■ **Exercise task**
In the records below, count every line containing "Quantity". Reply with the number only.

* begin Listing *

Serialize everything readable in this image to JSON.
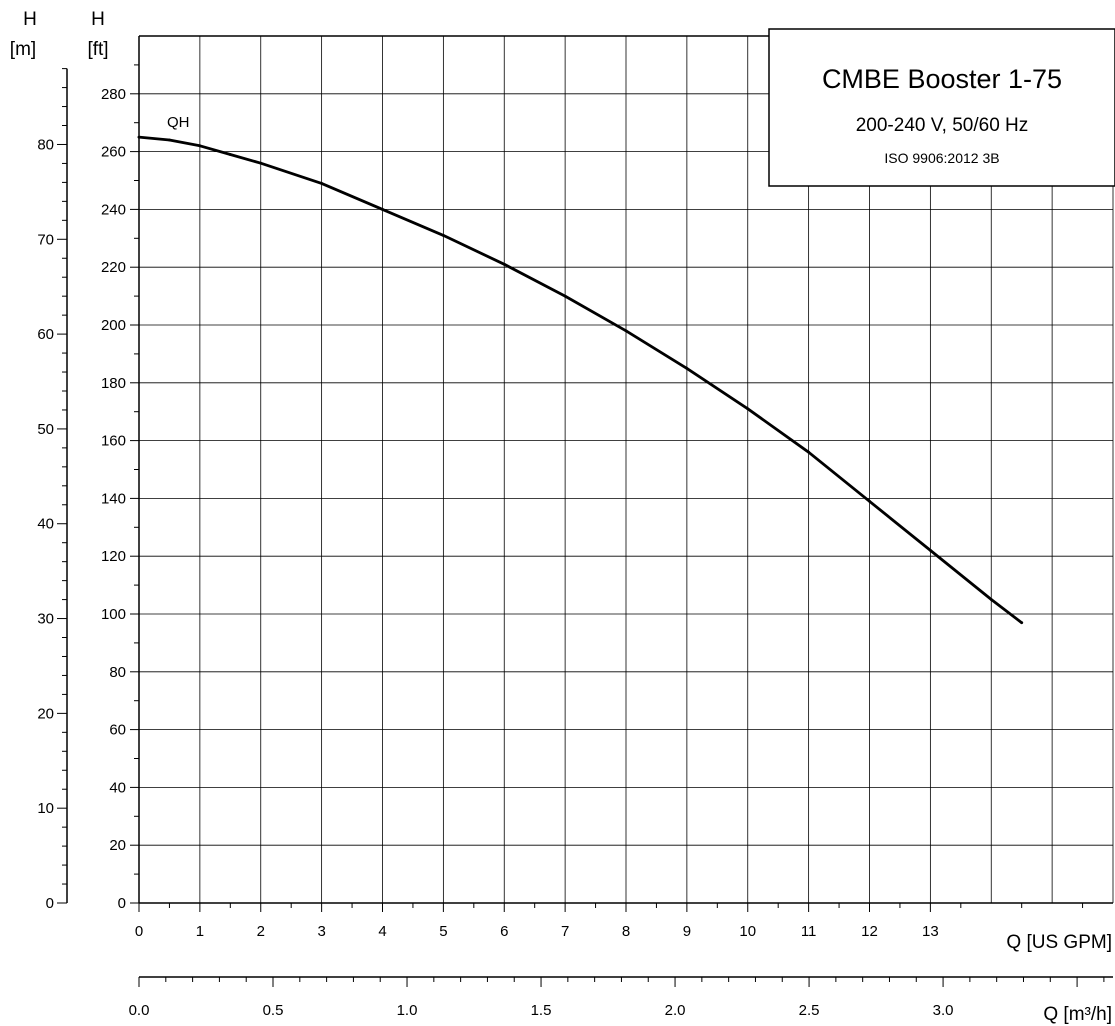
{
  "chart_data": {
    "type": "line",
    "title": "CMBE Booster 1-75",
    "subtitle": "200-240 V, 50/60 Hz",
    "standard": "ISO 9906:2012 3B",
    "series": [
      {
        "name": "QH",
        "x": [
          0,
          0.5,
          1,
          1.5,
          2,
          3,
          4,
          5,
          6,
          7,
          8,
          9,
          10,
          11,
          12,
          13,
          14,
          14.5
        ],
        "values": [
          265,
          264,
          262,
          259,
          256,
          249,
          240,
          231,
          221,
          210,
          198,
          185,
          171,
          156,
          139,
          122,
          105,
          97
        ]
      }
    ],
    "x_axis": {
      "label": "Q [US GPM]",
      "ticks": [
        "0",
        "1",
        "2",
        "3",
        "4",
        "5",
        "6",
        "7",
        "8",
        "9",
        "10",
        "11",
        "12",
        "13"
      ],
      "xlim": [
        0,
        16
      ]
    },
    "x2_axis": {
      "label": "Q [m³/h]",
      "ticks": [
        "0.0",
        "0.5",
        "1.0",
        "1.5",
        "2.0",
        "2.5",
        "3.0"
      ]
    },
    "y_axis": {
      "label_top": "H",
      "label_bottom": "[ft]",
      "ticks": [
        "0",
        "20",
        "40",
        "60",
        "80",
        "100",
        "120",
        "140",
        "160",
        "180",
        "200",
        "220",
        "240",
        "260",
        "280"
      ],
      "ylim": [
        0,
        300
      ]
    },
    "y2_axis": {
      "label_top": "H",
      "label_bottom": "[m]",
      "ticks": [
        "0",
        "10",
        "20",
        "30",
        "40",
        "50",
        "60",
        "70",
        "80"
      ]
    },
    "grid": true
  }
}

* end Listing *
* begin Listing *

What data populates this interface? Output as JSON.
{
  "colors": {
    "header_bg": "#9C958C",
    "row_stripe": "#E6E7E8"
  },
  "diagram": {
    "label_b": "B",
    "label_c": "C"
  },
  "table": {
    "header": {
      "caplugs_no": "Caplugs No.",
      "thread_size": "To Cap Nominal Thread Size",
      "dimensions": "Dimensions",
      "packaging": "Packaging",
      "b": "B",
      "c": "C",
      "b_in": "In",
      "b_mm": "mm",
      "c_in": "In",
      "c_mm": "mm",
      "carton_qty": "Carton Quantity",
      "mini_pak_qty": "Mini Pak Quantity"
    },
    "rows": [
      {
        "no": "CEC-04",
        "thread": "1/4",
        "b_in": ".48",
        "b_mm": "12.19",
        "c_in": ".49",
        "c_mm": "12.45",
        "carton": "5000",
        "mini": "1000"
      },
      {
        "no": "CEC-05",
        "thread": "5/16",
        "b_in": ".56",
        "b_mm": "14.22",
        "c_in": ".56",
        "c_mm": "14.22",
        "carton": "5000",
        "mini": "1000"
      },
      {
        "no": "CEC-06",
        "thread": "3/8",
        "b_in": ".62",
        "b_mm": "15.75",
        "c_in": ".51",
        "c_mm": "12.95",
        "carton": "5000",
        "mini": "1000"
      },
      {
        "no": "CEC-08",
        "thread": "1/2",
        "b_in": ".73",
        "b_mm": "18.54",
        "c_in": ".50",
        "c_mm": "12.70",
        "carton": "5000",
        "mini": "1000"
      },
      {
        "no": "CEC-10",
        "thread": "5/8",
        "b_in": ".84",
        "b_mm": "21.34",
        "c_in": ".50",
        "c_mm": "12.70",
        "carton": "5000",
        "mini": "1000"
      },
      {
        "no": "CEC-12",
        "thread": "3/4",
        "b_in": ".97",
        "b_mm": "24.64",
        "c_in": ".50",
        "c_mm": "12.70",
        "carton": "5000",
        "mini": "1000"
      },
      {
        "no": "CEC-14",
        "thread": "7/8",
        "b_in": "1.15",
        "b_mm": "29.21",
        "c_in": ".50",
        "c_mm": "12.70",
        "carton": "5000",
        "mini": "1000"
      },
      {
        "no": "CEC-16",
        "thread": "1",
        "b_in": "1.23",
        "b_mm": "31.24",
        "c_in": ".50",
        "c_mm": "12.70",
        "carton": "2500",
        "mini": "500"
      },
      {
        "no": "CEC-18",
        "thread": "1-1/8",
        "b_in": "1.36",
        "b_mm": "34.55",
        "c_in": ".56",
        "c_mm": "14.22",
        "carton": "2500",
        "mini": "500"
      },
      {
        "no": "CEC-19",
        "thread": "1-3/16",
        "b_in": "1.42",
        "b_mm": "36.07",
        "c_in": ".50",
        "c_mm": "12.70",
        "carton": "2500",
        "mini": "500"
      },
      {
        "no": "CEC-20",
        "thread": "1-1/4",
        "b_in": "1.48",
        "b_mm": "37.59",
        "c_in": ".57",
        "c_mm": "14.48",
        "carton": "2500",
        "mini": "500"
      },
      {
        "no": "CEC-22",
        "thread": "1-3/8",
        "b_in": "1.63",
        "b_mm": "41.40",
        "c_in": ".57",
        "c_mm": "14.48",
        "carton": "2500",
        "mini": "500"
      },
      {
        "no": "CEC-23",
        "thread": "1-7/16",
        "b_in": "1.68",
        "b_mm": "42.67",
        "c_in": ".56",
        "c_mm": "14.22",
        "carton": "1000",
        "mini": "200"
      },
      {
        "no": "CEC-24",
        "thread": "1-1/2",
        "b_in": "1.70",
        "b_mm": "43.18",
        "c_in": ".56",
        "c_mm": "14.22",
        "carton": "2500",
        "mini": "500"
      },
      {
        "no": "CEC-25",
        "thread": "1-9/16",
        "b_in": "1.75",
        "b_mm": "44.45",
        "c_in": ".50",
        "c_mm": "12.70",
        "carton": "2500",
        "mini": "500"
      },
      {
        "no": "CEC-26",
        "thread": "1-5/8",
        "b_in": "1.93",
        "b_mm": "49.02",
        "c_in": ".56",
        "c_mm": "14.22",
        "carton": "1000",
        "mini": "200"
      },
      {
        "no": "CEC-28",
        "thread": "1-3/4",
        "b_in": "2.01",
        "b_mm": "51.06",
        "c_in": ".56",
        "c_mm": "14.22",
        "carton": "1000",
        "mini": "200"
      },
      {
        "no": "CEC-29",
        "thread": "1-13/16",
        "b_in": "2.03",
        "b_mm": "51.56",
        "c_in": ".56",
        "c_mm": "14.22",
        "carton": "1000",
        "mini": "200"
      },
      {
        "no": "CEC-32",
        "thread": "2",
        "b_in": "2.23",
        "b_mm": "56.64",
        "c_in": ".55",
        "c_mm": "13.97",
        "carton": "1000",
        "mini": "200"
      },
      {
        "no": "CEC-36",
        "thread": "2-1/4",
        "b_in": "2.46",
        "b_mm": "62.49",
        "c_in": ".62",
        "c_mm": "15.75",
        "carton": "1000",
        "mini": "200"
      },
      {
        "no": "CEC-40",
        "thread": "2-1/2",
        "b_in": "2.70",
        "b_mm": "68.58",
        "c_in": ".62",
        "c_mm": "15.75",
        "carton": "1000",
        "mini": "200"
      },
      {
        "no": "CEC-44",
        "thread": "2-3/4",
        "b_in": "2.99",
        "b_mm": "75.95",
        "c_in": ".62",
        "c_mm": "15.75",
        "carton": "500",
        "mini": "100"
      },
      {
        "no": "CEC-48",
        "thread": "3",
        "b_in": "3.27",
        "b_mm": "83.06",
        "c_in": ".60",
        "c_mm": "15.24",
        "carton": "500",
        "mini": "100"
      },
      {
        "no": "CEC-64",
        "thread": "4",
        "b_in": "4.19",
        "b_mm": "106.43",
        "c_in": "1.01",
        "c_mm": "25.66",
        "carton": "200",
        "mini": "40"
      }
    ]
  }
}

* end Listing *

■ **Solution**
2